Your task is to output the data exactly as it stands.

### Data provided

####################

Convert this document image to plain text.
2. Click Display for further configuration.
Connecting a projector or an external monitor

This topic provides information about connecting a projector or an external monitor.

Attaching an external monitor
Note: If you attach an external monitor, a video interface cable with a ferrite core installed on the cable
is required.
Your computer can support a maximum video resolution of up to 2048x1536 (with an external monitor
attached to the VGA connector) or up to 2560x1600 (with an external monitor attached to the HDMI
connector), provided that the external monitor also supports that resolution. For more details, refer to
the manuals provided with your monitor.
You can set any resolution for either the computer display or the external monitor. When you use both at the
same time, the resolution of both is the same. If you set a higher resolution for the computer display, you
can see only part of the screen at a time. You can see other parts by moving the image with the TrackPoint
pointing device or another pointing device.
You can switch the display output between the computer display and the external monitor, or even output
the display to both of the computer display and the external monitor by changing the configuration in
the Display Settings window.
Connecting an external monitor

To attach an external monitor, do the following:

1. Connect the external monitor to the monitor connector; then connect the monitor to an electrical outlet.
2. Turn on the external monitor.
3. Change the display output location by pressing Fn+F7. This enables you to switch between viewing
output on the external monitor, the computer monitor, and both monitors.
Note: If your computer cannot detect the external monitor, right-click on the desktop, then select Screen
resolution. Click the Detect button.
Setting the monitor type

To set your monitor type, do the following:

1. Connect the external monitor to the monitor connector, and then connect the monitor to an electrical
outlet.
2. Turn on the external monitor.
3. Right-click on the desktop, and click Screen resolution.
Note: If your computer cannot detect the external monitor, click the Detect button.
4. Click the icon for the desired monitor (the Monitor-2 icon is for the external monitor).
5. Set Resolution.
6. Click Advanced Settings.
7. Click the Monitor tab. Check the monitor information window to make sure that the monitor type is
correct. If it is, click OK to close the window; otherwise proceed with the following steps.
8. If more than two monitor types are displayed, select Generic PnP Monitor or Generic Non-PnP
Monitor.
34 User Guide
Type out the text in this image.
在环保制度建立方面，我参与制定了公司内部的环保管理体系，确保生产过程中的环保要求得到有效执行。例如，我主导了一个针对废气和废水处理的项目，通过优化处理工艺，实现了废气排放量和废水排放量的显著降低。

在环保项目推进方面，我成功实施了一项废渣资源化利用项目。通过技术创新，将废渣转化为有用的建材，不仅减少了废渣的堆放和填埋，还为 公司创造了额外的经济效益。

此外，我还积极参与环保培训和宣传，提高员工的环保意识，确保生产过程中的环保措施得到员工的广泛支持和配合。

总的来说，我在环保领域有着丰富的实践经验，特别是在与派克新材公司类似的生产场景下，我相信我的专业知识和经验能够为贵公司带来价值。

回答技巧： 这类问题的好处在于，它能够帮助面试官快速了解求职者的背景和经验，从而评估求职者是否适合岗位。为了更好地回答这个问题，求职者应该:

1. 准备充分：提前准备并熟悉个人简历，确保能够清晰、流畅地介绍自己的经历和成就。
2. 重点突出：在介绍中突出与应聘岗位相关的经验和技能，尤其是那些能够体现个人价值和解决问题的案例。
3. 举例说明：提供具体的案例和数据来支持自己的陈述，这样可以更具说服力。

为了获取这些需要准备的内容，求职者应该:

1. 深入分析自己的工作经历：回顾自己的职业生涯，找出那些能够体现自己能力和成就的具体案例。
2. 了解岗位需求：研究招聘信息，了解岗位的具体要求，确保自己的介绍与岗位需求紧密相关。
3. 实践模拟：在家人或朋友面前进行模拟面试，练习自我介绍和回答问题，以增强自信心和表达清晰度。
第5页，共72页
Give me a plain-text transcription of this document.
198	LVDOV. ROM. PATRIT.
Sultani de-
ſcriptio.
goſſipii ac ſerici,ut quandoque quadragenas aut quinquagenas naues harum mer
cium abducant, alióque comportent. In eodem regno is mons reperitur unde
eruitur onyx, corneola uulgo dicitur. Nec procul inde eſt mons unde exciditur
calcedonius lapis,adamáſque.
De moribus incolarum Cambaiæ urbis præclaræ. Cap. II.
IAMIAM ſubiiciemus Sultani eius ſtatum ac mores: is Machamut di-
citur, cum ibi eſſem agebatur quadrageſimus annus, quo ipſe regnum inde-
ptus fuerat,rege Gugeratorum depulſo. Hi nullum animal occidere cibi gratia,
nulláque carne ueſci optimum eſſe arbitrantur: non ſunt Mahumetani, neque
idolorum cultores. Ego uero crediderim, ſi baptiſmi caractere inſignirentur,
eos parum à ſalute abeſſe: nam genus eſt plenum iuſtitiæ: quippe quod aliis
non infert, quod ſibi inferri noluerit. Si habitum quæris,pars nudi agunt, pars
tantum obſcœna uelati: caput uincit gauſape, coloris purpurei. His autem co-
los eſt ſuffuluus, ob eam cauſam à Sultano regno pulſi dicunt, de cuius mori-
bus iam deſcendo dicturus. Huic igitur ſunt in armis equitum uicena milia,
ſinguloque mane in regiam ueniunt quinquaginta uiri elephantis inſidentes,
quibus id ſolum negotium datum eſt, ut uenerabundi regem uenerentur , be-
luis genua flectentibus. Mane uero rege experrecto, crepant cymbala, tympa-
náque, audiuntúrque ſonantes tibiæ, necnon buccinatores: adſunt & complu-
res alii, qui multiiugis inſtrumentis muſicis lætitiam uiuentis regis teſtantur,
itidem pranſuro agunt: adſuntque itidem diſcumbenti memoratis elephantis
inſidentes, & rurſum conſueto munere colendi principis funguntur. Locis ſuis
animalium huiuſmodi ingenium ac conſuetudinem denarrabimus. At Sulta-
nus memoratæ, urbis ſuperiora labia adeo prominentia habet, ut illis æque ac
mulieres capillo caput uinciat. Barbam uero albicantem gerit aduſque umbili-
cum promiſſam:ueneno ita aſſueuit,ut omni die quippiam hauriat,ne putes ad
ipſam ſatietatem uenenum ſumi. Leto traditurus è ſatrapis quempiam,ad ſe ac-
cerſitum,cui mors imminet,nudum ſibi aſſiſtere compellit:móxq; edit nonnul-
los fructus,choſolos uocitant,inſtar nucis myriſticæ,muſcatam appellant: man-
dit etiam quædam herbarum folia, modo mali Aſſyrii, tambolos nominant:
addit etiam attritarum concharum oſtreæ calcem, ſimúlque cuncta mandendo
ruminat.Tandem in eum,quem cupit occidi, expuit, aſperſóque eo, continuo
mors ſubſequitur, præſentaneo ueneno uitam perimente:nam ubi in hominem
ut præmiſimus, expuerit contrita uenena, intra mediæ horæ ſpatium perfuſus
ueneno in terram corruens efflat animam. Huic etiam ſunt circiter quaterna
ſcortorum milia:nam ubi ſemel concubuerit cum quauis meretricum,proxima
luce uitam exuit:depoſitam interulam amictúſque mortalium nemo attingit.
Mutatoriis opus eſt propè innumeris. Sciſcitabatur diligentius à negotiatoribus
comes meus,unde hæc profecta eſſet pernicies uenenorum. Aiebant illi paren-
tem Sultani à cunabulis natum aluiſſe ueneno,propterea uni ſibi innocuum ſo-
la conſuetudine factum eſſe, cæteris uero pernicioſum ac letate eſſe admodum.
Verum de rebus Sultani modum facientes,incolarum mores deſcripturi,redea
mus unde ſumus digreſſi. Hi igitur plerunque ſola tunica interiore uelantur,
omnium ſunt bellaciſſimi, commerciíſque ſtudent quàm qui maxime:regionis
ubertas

####################

### Response
Convert this document image to plain text.
2. Click Display for further configuration.
Connecting a projector or an external monitor

This topic provides information about connecting a projector or an external monitor.

Attaching an external monitor
Note: If you attach an external monitor, a video interface cable with a ferrite core installed on the cable
is required.
Your computer can support a maximum video resolution of up to 2048x1536 (with an external monitor
attached to the VGA connector) or up to 2560x1600 (with an external monitor attached to the HDMI
connector), provided that the external monitor also supports that resolution. For more details, refer to
the manuals provided with your monitor.
You can set any resolution for either the computer display or the external monitor. When you use both at the
same time, the resolution of both is the same. If you set a higher resolution for the computer display, you
can see only part of the screen at a time. You can see other parts by moving the image with the TrackPoint
pointing device or another pointing device.
You can switch the display output between the computer display and the external monitor, or even output
the display to both of the computer display and the external monitor by changing the configuration in
the Display Settings window.
Connecting an external monitor

To attach an external monitor, do the following:

1. Connect the external monitor to the monitor connector; then connect the monitor to an electrical outlet.
2. Turn on the external monitor.
3. Change the display output location by pressing Fn+F7. This enables you to switch between viewing
output on the external monitor, the computer monitor, and both monitors.
Note: If your computer cannot detect the external monitor, right-click on the desktop, then select Screen
resolution. Click the Detect button.
Setting the monitor type

To set your monitor type, do the following:

1. Connect the external monitor to the monitor connector, and then connect the monitor to an electrical
outlet.
2. Turn on the external monitor.
3. Right-click on the desktop, and click Screen resolution.
Note: If your computer cannot detect the external monitor, click the Detect button.
4. Click the icon for the desired monitor (the Monitor-2 icon is for the external monitor).
5. Set Resolution.
6. Click Advanced Settings.
7. Click the Monitor tab. Check the monitor information window to make sure that the monitor type is
correct. If it is, click OK to close the window; otherwise proceed with the following steps.
8. If more than two monitor types are displayed, select Generic PnP Monitor or Generic Non-PnP
Monitor.
34 User Guide
Type out the text in this image.
在环保制度建立方面，我参与制定了公司内部的环保管理体系，确保生产过程中的环保要求得到有效执行。例如，我主导了一个针对废气和废水处理的项目，通过优化处理工艺，实现了废气排放量和废水排放量的显著降低。

在环保项目推进方面，我成功实施了一项废渣资源化利用项目。通过技术创新，将废渣转化为有用的建材，不仅减少了废渣的堆放和填埋，还为 公司创造了额外的经济效益。

此外，我还积极参与环保培训和宣传，提高员工的环保意识，确保生产过程中的环保措施得到员工的广泛支持和配合。

总的来说，我在环保领域有着丰富的实践经验，特别是在与派克新材公司类似的生产场景下，我相信我的专业知识和经验能够为贵公司带来价值。

回答技巧： 这类问题的好处在于，它能够帮助面试官快速了解求职者的背景和经验，从而评估求职者是否适合岗位。为了更好地回答这个问题，求职者应该:

1. 准备充分：提前准备并熟悉个人简历，确保能够清晰、流畅地介绍自己的经历和成就。
2. 重点突出：在介绍中突出与应聘岗位相关的经验和技能，尤其是那些能够体现个人价值和解决问题的案例。
3. 举例说明：提供具体的案例和数据来支持自己的陈述，这样可以更具说服力。

为了获取这些需要准备的内容，求职者应该:

1. 深入分析自己的工作经历：回顾自己的职业生涯，找出那些能够体现自己能力和成就的具体案例。
2. 了解岗位需求：研究招聘信息，了解岗位的具体要求，确保自己的介绍与岗位需求紧密相关。
3. 实践模拟：在家人或朋友面前进行模拟面试，练习自我介绍和回答问题，以增强自信心和表达清晰度。
第5页，共72页
Give me a plain-text transcription of this document.
198	LVDOV. ROM. PATRIT.
Sultani de-
ſcriptio.
goſſipii ac ſerici,ut quandoque quadragenas aut quinquagenas naues harum mer
cium abducant, alióque comportent. In eodem regno is mons reperitur unde
eruitur onyx, corneola uulgo dicitur. Nec procul inde eſt mons unde exciditur
calcedonius lapis,adamáſque.
De moribus incolarum Cambaiæ urbis præclaræ. Cap. II.
IAMIAM ſubiiciemus Sultani eius ſtatum ac mores: is Machamut di-
citur, cum ibi eſſem agebatur quadrageſimus annus, quo ipſe regnum inde-
ptus fuerat,rege Gugeratorum depulſo. Hi nullum animal occidere cibi gratia,
nulláque carne ueſci optimum eſſe arbitrantur: non ſunt Mahumetani, neque
idolorum cultores. Ego uero crediderim, ſi baptiſmi caractere inſignirentur,
eos parum à ſalute abeſſe: nam genus eſt plenum iuſtitiæ: quippe quod aliis
non infert, quod ſibi inferri noluerit. Si habitum quæris,pars nudi agunt, pars
tantum obſcœna uelati: caput uincit gauſape, coloris purpurei. His autem co-
los eſt ſuffuluus, ob eam cauſam à Sultano regno pulſi dicunt, de cuius mori-
bus iam deſcendo dicturus. Huic igitur ſunt in armis equitum uicena milia,
ſinguloque mane in regiam ueniunt quinquaginta uiri elephantis inſidentes,
quibus id ſolum negotium datum eſt, ut uenerabundi regem uenerentur , be-
luis genua flectentibus. Mane uero rege experrecto, crepant cymbala, tympa-
náque, audiuntúrque ſonantes tibiæ, necnon buccinatores: adſunt & complu-
res alii, qui multiiugis inſtrumentis muſicis lætitiam uiuentis regis teſtantur,
itidem pranſuro agunt: adſuntque itidem diſcumbenti memoratis elephantis
inſidentes, & rurſum conſueto munere colendi principis funguntur. Locis ſuis
animalium huiuſmodi ingenium ac conſuetudinem denarrabimus. At Sulta-
nus memoratæ, urbis ſuperiora labia adeo prominentia habet, ut illis æque ac
mulieres capillo caput uinciat. Barbam uero albicantem gerit aduſque umbili-
cum promiſſam:ueneno ita aſſueuit,ut omni die quippiam hauriat,ne putes ad
ipſam ſatietatem uenenum ſumi. Leto traditurus è ſatrapis quempiam,ad ſe ac-
cerſitum,cui mors imminet,nudum ſibi aſſiſtere compellit:móxq; edit nonnul-
los fructus,choſolos uocitant,inſtar nucis myriſticæ,muſcatam appellant: man-
dit etiam quædam herbarum folia, modo mali Aſſyrii, tambolos nominant:
addit etiam attritarum concharum oſtreæ calcem, ſimúlque cuncta mandendo
ruminat.Tandem in eum,quem cupit occidi, expuit, aſperſóque eo, continuo
mors ſubſequitur, præſentaneo ueneno uitam perimente:nam ubi in hominem
ut præmiſimus, expuerit contrita uenena, intra mediæ horæ ſpatium perfuſus
ueneno in terram corruens efflat animam. Huic etiam ſunt circiter quaterna
ſcortorum milia:nam ubi ſemel concubuerit cum quauis meretricum,proxima
luce uitam exuit:depoſitam interulam amictúſque mortalium nemo attingit.
Mutatoriis opus eſt propè innumeris. Sciſcitabatur diligentius à negotiatoribus
comes meus,unde hæc profecta eſſet pernicies uenenorum. Aiebant illi paren-
tem Sultani à cunabulis natum aluiſſe ueneno,propterea uni ſibi innocuum ſo-
la conſuetudine factum eſſe, cæteris uero pernicioſum ac letate eſſe admodum.
Verum de rebus Sultani modum facientes,incolarum mores deſcripturi,redea
mus unde ſumus digreſſi. Hi igitur plerunque ſola tunica interiore uelantur,
omnium ſunt bellaciſſimi, commerciíſque ſtudent quàm qui maxime:regionis
ubertas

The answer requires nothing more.